Working from the entries that follow, transcribe exactly and only the lines from the one with "Read out every word on this page." through the last, pictures excluded.

(Collection entries)
_ _ _ _

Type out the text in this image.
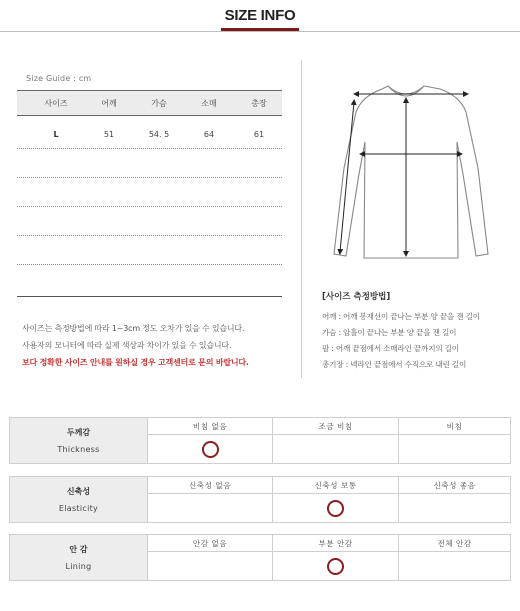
SIZE INFO
Size Guide : cm
사이즈	어깨	가슴	소매	총장
L	51	54. 5	64	61
사이즈는 측정방법에 따라 1~3cm 정도 오차가 있을 수 있습니다.
사용자의 모니터에 따라 실제 색상과 차이가 있을 수 있습니다.
보다 정확한 사이즈 안내를 원하실 경우 고객센터로 문의 바랍니다.
[사이즈 측정방법]
어깨 : 어깨 봉재선이 끝나는 부분 양 끝을 잰 길이
가슴 : 암홀이 끝나는 부분 양 끝을 잰 길이
팔 : 어깨 끝점에서 소매라인 끝까지의 길이
총기장 : 넥라인 끝점에서 수직으로 내린 길이
두께감
Thickness
비침 없음	조금 비침	비침
신축성
Elasticity
신축성 없음	신축성 보통	신축성 좋음
안 감
Lining
안감 없음	부분 안감	전체 안감
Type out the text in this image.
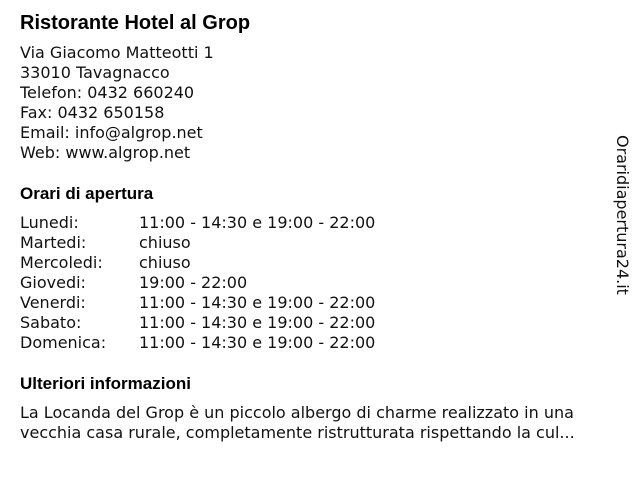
Ristorante Hotel al Grop
Via Giacomo Matteotti 1
33010 Tavagnacco
Telefon: 0432 660240
Fax: 0432 650158
Email: info@algrop.net
Web: www.algrop.net
Orari di apertura
Lunedi:	11:00 - 14:30 e 19:00 - 22:00
Martedi:	chiuso
Mercoledi:	chiuso
Giovedi:	19:00 - 22:00
Venerdi:	11:00 - 14:30 e 19:00 - 22:00
Sabato:	11:00 - 14:30 e 19:00 - 22:00
Domenica:	11:00 - 14:30 e 19:00 - 22:00
Ulteriori informazioni
La Locanda del Grop è un piccolo albergo di charme realizzato in una
vecchia casa rurale, completamente ristrutturata rispettando la cul...
Oraridiapertura24.it
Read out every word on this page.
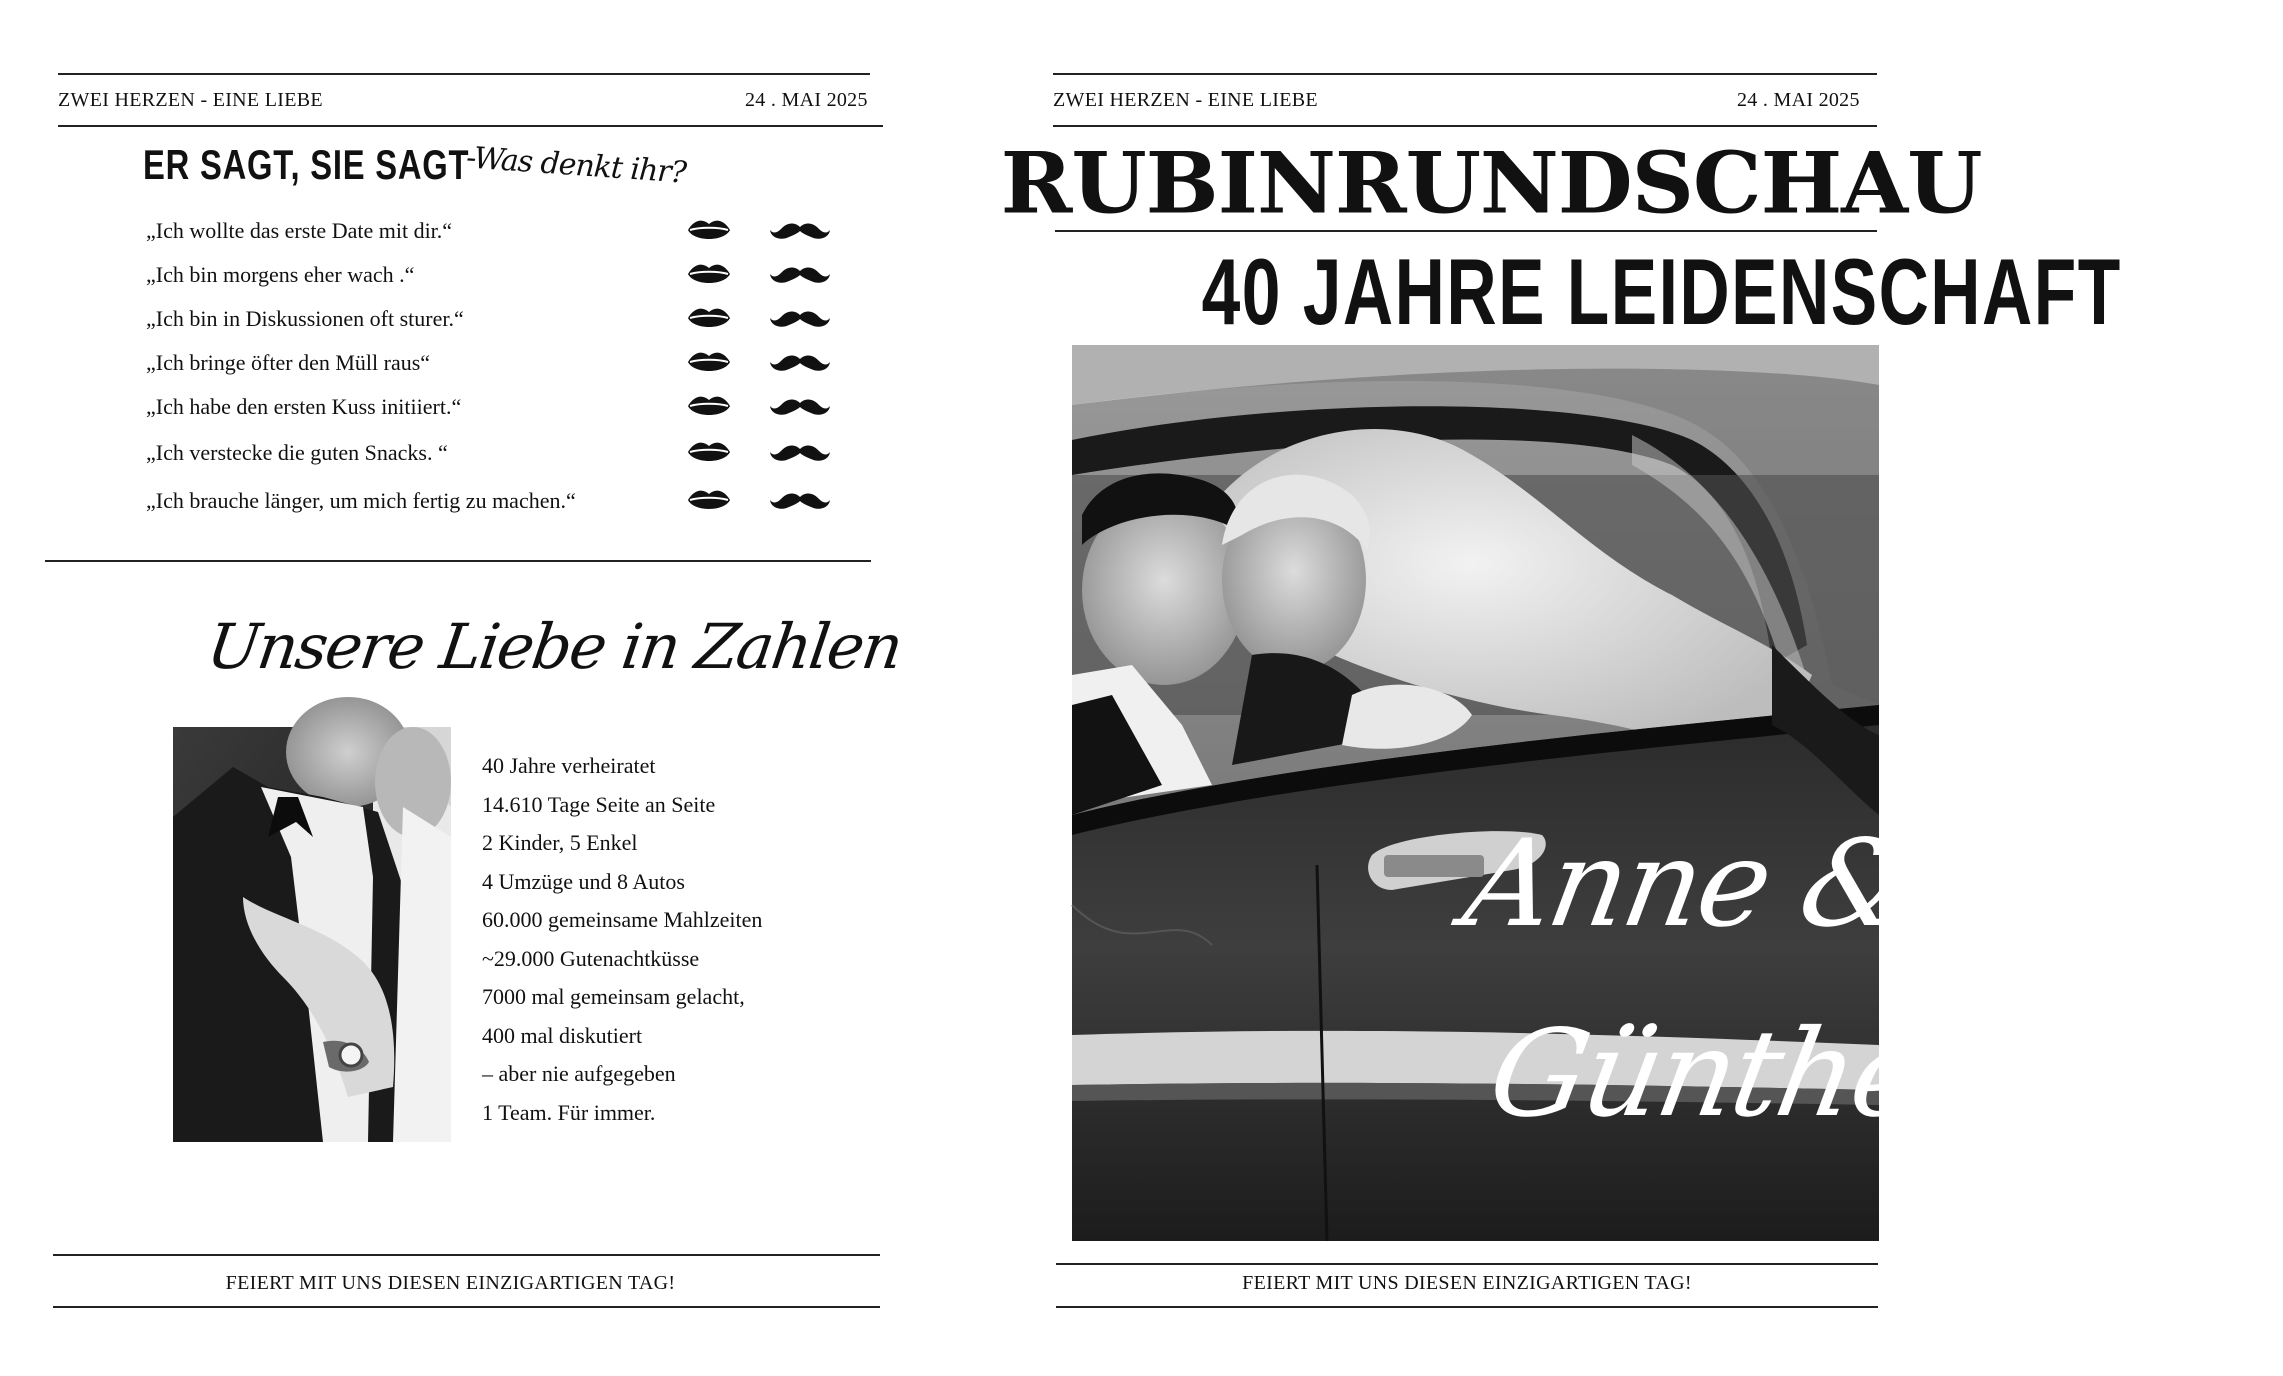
ZWEI HERZEN - EINE LIEBE	24 . MAI 2025
ER SAGT, SIE SAGT
-Was denkt ihr?
„Ich wollte das erste Date mit dir.“
„Ich bin morgens eher wach .“
„Ich bin in Diskussionen oft sturer.“
„Ich bringe öfter den Müll raus“
„Ich habe den ersten Kuss initiiert.“
„Ich verstecke die guten Snacks. “
„Ich brauche länger, um mich fertig zu machen.“
Unsere Liebe in Zahlen
40 Jahre verheiratet
14.610 Tage Seite an Seite
2 Kinder, 5 Enkel
4 Umzüge und 8 Autos
60.000 gemeinsame Mahlzeiten
~29.000 Gutenachtküsse
7000 mal gemeinsam gelacht,
400 mal diskutiert
– aber nie aufgegeben
1 Team. Für immer.
FEIERT MIT UNS DIESEN EINZIGARTIGEN TAG!
ZWEI HERZEN - EINE LIEBE	24 . MAI 2025
RUBINRUNDSCHAU
40 JAHRE LEIDENSCHAFT
Anne &
Günther
FEIERT MIT UNS DIESEN EINZIGARTIGEN TAG!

_ _ _ _

◆ **Exercise response**:
Read out every word on this page.
ZWEI HERZEN - EINE LIEBE	24 . MAI 2025
ER SAGT, SIE SAGT
-Was denkt ihr?
„Ich wollte das erste Date mit dir.“
„Ich bin morgens eher wach .“
„Ich bin in Diskussionen oft sturer.“
„Ich bringe öfter den Müll raus“
„Ich habe den ersten Kuss initiiert.“
„Ich verstecke die guten Snacks. “
„Ich brauche länger, um mich fertig zu machen.“
Unsere Liebe in Zahlen
40 Jahre verheiratet
14.610 Tage Seite an Seite
2 Kinder, 5 Enkel
4 Umzüge und 8 Autos
60.000 gemeinsame Mahlzeiten
~29.000 Gutenachtküsse
7000 mal gemeinsam gelacht,
400 mal diskutiert
– aber nie aufgegeben
1 Team. Für immer.
FEIERT MIT UNS DIESEN EINZIGARTIGEN TAG!
ZWEI HERZEN - EINE LIEBE	24 . MAI 2025
RUBINRUNDSCHAU
40 JAHRE LEIDENSCHAFT
Anne &
Günther
FEIERT MIT UNS DIESEN EINZIGARTIGEN TAG!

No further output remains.